■ **AIM OF THE EXERCISE**
From the entries that follow, gather each line holding the word "discord".

■ **MATERIALS PROVIDED**
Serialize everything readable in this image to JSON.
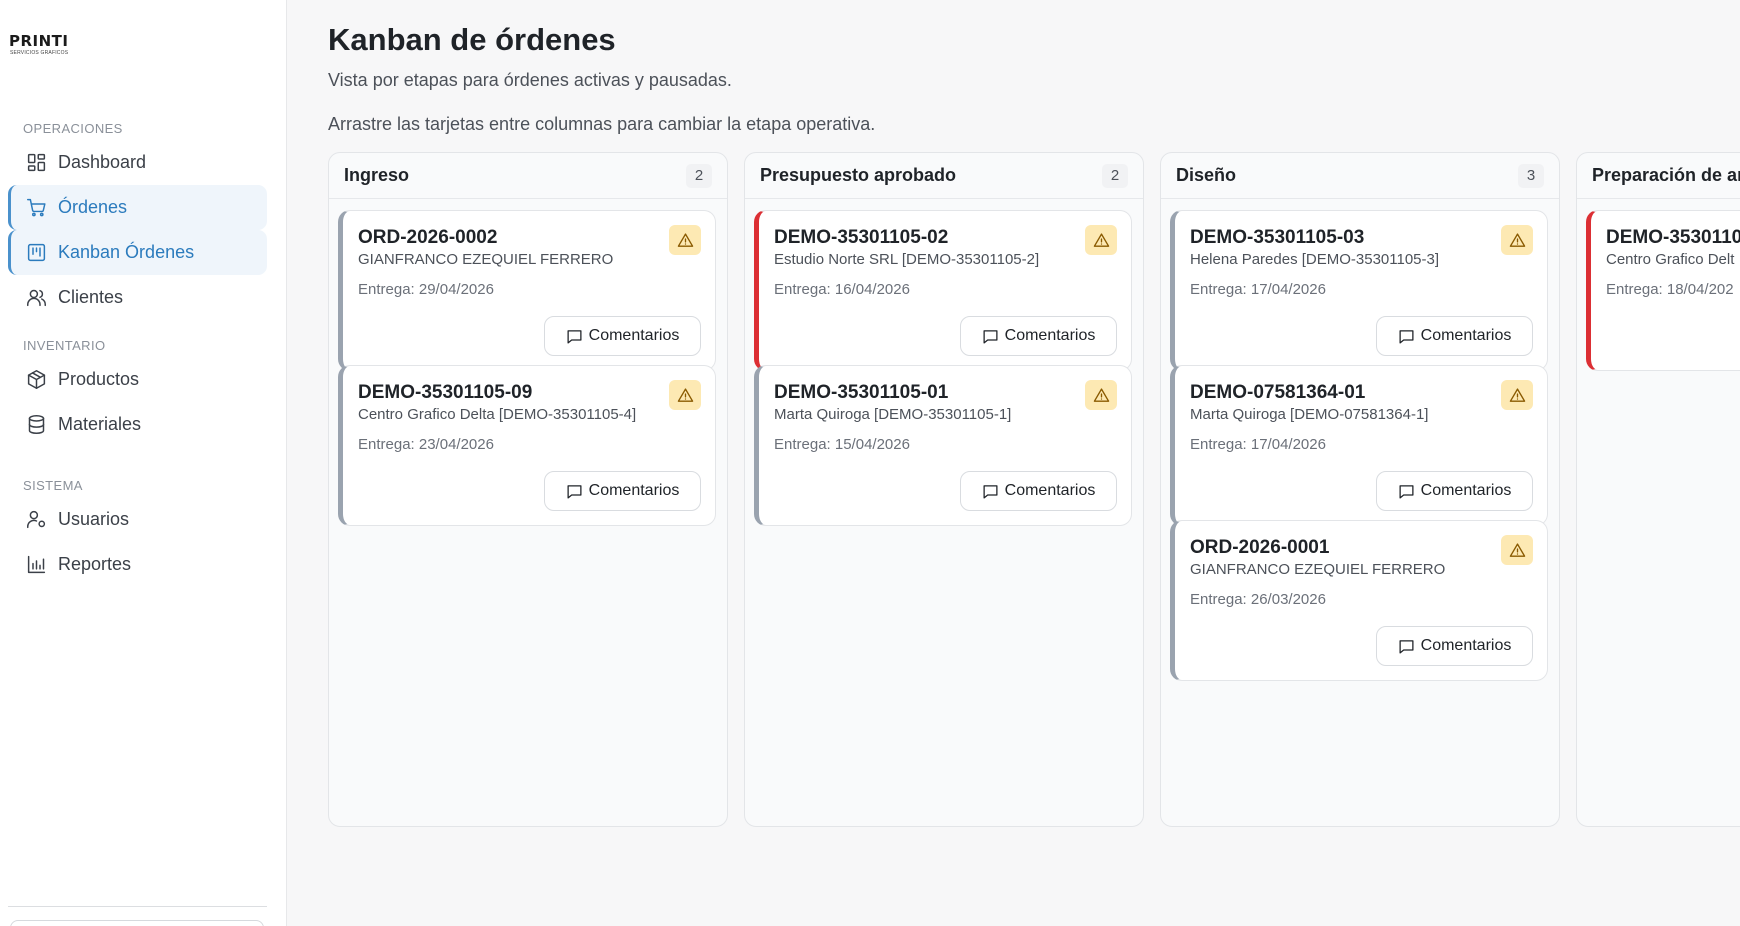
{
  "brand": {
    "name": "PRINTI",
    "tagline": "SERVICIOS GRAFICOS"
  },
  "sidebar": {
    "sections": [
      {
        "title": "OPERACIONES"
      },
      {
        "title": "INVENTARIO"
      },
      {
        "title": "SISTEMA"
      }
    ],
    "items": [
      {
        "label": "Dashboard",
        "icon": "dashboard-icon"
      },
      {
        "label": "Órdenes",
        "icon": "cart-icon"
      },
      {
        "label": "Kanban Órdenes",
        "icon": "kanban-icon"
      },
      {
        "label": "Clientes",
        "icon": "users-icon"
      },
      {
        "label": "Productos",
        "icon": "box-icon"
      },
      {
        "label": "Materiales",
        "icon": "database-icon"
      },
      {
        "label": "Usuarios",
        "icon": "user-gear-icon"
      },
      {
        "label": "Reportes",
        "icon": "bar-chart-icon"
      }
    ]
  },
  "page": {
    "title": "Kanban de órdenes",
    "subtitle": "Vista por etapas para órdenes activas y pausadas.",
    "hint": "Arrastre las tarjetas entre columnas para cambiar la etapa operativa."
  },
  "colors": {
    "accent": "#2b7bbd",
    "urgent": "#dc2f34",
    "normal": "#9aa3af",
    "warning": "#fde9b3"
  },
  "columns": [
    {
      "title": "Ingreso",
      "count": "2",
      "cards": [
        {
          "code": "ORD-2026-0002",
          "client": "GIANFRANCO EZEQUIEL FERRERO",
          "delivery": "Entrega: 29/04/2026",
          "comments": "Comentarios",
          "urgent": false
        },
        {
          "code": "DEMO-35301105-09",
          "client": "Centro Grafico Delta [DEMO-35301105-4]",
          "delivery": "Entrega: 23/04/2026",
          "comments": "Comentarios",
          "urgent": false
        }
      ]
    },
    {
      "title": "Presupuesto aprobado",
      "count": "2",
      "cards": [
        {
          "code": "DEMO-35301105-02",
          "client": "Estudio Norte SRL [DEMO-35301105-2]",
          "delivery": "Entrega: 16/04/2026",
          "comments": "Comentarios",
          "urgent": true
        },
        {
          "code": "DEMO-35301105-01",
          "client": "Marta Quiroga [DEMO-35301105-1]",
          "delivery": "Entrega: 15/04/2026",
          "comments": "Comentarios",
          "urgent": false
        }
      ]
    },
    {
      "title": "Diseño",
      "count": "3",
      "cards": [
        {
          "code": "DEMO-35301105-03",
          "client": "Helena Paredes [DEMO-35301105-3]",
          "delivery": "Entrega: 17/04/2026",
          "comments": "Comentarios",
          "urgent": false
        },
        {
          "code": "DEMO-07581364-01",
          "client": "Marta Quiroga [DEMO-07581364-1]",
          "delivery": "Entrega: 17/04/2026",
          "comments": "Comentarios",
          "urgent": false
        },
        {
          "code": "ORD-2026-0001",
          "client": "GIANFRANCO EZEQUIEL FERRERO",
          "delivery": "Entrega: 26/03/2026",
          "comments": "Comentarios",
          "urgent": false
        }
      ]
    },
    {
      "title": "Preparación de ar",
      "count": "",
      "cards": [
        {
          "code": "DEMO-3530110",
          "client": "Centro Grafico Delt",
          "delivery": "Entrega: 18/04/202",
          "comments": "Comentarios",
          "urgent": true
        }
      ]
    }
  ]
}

...

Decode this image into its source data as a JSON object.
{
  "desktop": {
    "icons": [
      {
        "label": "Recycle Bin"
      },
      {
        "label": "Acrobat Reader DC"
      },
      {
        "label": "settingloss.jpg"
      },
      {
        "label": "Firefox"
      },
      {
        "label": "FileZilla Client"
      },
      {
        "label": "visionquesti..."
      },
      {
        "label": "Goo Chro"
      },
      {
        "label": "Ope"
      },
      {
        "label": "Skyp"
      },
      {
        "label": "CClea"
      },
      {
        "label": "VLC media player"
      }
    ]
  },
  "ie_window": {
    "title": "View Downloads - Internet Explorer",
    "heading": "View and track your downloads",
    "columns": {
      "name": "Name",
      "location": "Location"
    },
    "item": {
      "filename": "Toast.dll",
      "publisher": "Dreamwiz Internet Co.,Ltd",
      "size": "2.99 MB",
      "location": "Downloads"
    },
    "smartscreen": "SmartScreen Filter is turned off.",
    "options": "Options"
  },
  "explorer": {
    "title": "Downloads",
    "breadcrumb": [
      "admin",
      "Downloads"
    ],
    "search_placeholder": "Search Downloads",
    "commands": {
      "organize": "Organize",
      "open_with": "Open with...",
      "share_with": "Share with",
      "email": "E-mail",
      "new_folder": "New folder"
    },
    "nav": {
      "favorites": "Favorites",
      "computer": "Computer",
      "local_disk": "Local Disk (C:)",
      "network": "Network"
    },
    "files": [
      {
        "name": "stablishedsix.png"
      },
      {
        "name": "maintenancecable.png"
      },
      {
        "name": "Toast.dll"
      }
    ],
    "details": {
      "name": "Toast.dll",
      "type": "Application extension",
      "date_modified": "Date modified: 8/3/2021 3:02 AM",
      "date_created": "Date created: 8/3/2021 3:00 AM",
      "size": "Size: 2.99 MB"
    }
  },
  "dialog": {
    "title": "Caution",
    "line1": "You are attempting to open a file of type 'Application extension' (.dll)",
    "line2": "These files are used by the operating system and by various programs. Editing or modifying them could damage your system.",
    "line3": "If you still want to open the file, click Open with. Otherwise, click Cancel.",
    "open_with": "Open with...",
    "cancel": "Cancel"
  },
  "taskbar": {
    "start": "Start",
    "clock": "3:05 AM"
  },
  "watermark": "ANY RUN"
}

==

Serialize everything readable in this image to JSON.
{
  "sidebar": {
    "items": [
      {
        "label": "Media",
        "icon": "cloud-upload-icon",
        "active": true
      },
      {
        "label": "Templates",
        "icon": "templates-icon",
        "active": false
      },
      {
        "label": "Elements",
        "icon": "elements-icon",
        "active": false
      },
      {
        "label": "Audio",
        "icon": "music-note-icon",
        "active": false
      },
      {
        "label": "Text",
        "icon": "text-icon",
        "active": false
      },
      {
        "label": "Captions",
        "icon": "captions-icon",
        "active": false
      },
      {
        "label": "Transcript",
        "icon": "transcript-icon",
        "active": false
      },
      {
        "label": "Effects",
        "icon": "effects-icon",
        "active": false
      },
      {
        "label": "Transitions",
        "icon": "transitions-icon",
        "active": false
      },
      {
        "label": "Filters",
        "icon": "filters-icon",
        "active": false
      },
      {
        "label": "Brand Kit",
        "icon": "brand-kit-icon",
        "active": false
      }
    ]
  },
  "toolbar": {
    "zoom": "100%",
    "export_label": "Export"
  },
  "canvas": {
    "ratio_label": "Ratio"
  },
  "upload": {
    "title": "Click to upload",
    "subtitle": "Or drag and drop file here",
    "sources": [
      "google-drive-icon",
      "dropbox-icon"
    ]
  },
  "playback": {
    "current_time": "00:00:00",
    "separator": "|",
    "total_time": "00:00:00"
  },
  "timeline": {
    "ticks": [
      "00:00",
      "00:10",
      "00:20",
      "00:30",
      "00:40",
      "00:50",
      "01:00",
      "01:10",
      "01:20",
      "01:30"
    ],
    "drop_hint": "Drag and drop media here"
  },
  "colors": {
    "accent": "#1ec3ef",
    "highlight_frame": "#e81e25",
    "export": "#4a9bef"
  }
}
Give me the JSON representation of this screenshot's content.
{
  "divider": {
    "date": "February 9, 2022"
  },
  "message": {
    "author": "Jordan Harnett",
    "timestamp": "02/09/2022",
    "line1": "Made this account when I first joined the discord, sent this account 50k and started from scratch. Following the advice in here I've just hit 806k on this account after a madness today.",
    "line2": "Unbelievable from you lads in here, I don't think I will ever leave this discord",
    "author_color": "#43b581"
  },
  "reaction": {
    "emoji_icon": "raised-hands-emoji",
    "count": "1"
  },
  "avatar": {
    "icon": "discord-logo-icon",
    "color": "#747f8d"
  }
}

■ **WRITTEN RESPONSE**
    "line1": "Made this account when I first joined the discord, sent this account 50k and started from scratch. Following the advice in here I've just hit 806k on this account after a madness today.",
    "line2": "Unbelievable from you lads in here, I don't think I will ever leave this discord",
    "icon": "discord-logo-icon",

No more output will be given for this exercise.